● Input records
..............................

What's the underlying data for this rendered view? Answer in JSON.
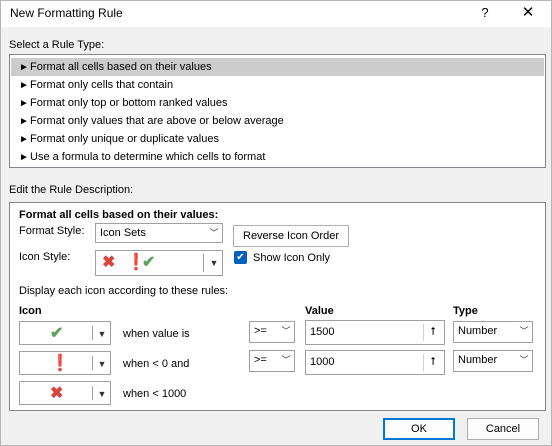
{
  "window": {
    "title": "New Formatting Rule",
    "help_glyph": "?",
    "close_glyph": "✕"
  },
  "rule_type": {
    "label": "Select a Rule Type:",
    "items": [
      {
        "label": "Format all cells based on their values"
      },
      {
        "label": "Format only cells that contain"
      },
      {
        "label": "Format only top or bottom ranked values"
      },
      {
        "label": "Format only values that are above or below average"
      },
      {
        "label": "Format only unique or duplicate values"
      },
      {
        "label": "Use a formula to determine which cells to format"
      }
    ],
    "selected_index": 0
  },
  "description": {
    "label": "Edit the Rule Description:",
    "heading": "Format all cells based on their values:",
    "format_style_label": "Format Style:",
    "format_style_value": "Icon Sets",
    "reverse_button": "Reverse Icon Order",
    "icon_style_label": "Icon Style:",
    "show_icon_only_label": "Show Icon Only",
    "show_icon_only_checked": true,
    "rules_label": "Display each icon according to these rules:",
    "col_icon": "Icon",
    "col_value": "Value",
    "col_type": "Type",
    "rows": [
      {
        "icon": "green-check",
        "when": "when value is",
        "op": ">=",
        "value": "1500",
        "type": "Number"
      },
      {
        "icon": "yellow-exclamation",
        "when": "when < 0 and",
        "op": ">=",
        "value": "1000",
        "type": "Number"
      },
      {
        "icon": "red-x",
        "when": "when < 1000"
      }
    ]
  },
  "footer": {
    "ok": "OK",
    "cancel": "Cancel"
  },
  "colors": {
    "green": "#5fa35b",
    "yellow": "#e5a00d",
    "red": "#d9443d",
    "accent": "#005fb8"
  }
}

..............................

● Requirement
Set down the material again exactly. Don't carry over any pictures.

● Response
What's the underlying data for this rendered view? Answer in JSON.
{
  "window": {
    "title": "New Formatting Rule",
    "help_glyph": "?",
    "close_glyph": "✕"
  },
  "rule_type": {
    "label": "Select a Rule Type:",
    "items": [
      {
        "label": "Format all cells based on their values"
      },
      {
        "label": "Format only cells that contain"
      },
      {
        "label": "Format only top or bottom ranked values"
      },
      {
        "label": "Format only values that are above or below average"
      },
      {
        "label": "Format only unique or duplicate values"
      },
      {
        "label": "Use a formula to determine which cells to format"
      }
    ],
    "selected_index": 0
  },
  "description": {
    "label": "Edit the Rule Description:",
    "heading": "Format all cells based on their values:",
    "format_style_label": "Format Style:",
    "format_style_value": "Icon Sets",
    "reverse_button": "Reverse Icon Order",
    "icon_style_label": "Icon Style:",
    "show_icon_only_label": "Show Icon Only",
    "show_icon_only_checked": true,
    "rules_label": "Display each icon according to these rules:",
    "col_icon": "Icon",
    "col_value": "Value",
    "col_type": "Type",
    "rows": [
      {
        "icon": "green-check",
        "when": "when value is",
        "op": ">=",
        "value": "1500",
        "type": "Number"
      },
      {
        "icon": "yellow-exclamation",
        "when": "when < 0 and",
        "op": ">=",
        "value": "1000",
        "type": "Number"
      },
      {
        "icon": "red-x",
        "when": "when < 1000"
      }
    ]
  },
  "footer": {
    "ok": "OK",
    "cancel": "Cancel"
  },
  "colors": {
    "green": "#5fa35b",
    "yellow": "#e5a00d",
    "red": "#d9443d",
    "accent": "#005fb8"
  }
}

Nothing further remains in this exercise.